* **Фрагмент документа**

____________________

Невозможно въ немногихъ словахъ представить хотя бѣглый обзоръ всѣхъ дѣйствующихъ лицъ романа. Но двѣ женскія фигуры выступаютъ изъ этой массы лицъ такъ рельефно, что ихъ нельзя обойти молчаніемъ,-- Мари, сестра князя Андрея и Наташа Ростова. Первое -- идеальное, второе -- реальное выраженіе свѣтлой женственности, та вся переполнена страстнымъ желаніемъ небеснаго блаженства, эта вся отдается радостямъ земнымъ. Въ Мари кажется тѣмъ больше смиренія, что она живетъ при своемъ доходящемъ до дикаго гнѣва отцѣ, потомъ она въ Николаѣ Ростовѣ находитъ прекраснаго мужа и, будучи женой, сохраняетъ въ себѣ мечтательность своей натуры. Наташѣ, напротивъ, всю прелесть ея существа придаютъ ей земныя страсти, находящія себѣ успокоеніе послѣ долгаго кипѣнія. Сердце ея испытало различныя разочарованія и испытанія, она порхаетъ отъ одного къ другому, пока здоровое зерно ея натуры не обнаруживается въ обязанностяхъ жены относительно ея мужа и матери относительно ея дѣтей.
Второй большой романъ Толстого "Анна Каренина", содержитъ превосходное изображеніе современнаго русскаго общества въ Москвѣ, Петербургѣ и въ деревнѣ. На отношеніяхъ двухъ любящихъ другъ друга паръ Толстой развиваетъ здѣсь свои нравственныя воззрѣнія.

____________________

* **Исходные записи**
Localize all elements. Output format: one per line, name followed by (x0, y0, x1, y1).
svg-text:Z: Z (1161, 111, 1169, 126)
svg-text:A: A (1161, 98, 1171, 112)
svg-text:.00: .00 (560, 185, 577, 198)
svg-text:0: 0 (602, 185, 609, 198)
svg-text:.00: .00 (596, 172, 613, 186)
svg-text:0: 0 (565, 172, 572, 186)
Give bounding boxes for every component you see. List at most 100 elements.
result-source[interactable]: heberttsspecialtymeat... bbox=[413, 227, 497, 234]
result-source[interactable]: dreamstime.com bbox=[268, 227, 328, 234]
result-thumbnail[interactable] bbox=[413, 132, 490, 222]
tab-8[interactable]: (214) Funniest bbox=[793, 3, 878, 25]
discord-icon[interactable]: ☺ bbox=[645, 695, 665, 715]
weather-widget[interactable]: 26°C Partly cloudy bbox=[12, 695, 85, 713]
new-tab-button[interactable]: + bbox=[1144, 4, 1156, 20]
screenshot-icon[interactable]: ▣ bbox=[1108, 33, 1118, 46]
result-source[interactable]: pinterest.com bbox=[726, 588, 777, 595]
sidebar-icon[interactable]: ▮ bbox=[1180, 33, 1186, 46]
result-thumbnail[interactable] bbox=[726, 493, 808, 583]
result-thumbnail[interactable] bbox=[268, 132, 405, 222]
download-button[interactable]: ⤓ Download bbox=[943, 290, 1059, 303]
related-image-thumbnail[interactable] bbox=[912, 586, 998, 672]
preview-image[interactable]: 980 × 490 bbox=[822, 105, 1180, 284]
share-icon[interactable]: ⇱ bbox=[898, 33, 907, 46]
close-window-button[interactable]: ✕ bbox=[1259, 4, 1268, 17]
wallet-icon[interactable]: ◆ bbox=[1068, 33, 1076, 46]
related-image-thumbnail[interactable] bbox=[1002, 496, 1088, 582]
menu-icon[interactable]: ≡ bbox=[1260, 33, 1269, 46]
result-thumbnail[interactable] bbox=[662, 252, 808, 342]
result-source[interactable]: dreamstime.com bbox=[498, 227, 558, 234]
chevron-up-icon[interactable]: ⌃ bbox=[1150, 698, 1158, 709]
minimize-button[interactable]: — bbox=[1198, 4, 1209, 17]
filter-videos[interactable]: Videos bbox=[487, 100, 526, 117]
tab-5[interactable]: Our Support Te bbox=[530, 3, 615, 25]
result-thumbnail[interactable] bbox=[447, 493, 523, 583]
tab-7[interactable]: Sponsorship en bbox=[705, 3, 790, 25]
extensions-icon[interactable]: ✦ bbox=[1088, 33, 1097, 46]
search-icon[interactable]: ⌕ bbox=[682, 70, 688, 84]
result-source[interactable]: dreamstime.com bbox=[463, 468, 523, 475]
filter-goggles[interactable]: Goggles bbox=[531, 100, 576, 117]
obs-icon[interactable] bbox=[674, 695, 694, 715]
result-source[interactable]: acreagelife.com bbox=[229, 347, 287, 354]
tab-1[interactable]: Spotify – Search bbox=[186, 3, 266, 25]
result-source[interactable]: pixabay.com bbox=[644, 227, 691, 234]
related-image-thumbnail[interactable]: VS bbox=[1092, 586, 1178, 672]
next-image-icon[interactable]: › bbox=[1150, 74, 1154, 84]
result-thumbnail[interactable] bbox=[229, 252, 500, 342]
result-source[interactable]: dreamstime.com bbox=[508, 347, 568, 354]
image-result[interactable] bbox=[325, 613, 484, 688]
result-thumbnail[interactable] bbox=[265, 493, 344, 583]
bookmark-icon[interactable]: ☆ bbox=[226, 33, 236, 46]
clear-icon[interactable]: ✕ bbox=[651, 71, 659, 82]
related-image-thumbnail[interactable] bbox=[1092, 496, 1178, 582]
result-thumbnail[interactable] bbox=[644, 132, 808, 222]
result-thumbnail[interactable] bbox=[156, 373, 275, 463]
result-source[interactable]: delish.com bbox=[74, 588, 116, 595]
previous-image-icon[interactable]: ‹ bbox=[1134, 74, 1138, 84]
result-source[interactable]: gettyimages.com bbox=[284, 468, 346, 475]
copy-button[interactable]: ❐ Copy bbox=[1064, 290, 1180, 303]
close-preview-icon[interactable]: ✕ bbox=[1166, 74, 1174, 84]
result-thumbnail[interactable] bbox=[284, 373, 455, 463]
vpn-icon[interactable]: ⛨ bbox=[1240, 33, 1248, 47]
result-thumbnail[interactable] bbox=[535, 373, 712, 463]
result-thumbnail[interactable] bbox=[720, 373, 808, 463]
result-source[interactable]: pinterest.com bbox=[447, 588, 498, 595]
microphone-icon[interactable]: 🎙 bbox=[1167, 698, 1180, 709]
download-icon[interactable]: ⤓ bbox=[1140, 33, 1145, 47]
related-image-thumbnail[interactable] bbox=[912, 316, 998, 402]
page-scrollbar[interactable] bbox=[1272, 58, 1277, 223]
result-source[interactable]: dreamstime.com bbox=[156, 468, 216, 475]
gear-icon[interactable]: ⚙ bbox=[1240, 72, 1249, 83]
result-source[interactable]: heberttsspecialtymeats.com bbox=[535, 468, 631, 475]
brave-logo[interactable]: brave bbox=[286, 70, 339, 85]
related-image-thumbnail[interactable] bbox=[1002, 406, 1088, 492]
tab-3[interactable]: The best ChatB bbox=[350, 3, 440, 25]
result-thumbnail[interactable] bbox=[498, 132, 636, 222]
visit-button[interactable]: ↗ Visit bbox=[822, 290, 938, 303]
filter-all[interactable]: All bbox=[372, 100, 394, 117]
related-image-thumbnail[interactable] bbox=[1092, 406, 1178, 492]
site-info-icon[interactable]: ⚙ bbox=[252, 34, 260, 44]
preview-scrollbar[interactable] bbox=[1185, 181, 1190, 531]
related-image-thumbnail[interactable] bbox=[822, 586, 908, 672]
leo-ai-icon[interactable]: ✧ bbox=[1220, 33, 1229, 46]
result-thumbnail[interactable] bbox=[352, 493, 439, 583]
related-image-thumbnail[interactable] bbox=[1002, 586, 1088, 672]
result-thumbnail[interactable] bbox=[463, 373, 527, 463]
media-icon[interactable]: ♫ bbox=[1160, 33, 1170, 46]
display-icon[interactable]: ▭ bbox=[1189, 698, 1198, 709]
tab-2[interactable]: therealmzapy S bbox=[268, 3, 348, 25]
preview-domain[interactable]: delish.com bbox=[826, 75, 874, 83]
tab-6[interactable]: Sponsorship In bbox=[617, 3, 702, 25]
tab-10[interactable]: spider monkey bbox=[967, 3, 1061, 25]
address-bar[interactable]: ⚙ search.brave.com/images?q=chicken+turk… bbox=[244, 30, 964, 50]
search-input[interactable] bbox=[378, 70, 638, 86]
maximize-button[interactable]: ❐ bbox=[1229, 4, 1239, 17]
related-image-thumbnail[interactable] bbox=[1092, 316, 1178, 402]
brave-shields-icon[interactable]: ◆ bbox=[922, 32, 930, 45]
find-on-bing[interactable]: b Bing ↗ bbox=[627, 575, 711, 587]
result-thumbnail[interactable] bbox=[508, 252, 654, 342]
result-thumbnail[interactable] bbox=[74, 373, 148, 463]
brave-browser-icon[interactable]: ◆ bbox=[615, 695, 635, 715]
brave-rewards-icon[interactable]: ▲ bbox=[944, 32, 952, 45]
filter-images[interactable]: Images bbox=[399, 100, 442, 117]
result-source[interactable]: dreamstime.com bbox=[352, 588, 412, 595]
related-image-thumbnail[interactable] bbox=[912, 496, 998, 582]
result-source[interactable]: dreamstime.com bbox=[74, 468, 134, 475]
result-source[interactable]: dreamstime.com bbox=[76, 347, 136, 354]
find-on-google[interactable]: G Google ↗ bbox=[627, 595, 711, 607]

____________________

* **Задания**
**a)** Кого Мари находит прекрасным мужем, согласно фрагменту документа?
**b)** Перепиши записи с первой строки по строку с «screenshot-icon[interactable]: ▣ bbox=[1108, 33, 1118, 46]» включительно, заменив «dreamstime.com» на «shutterstock.com». Всё остальное оставь без изменений.

* **Ответы**
**a)** Николая Ростова.

**b)**
Localize all elements. Output format: one per line, name followed by (x0, y0, x1, y1).
svg-text:Z: Z (1161, 111, 1169, 126)
svg-text:A: A (1161, 98, 1171, 112)
svg-text:.00: .00 (560, 185, 577, 198)
svg-text:0: 0 (602, 185, 609, 198)
svg-text:.00: .00 (596, 172, 613, 186)
svg-text:0: 0 (565, 172, 572, 186)
Give bounding boxes for every component you see. List at most 100 elements.
result-source[interactable]: heberttsspecialtymeat... bbox=[413, 227, 497, 234]
result-source[interactable]: shutterstock.com bbox=[268, 227, 328, 234]
result-thumbnail[interactable] bbox=[413, 132, 490, 222]
tab-8[interactable]: (214) Funniest bbox=[793, 3, 878, 25]
discord-icon[interactable]: ☺ bbox=[645, 695, 665, 715]
weather-widget[interactable]: 26°C Partly cloudy bbox=[12, 695, 85, 713]
new-tab-button[interactable]: + bbox=[1144, 4, 1156, 20]
screenshot-icon[interactable]: ▣ bbox=[1108, 33, 1118, 46]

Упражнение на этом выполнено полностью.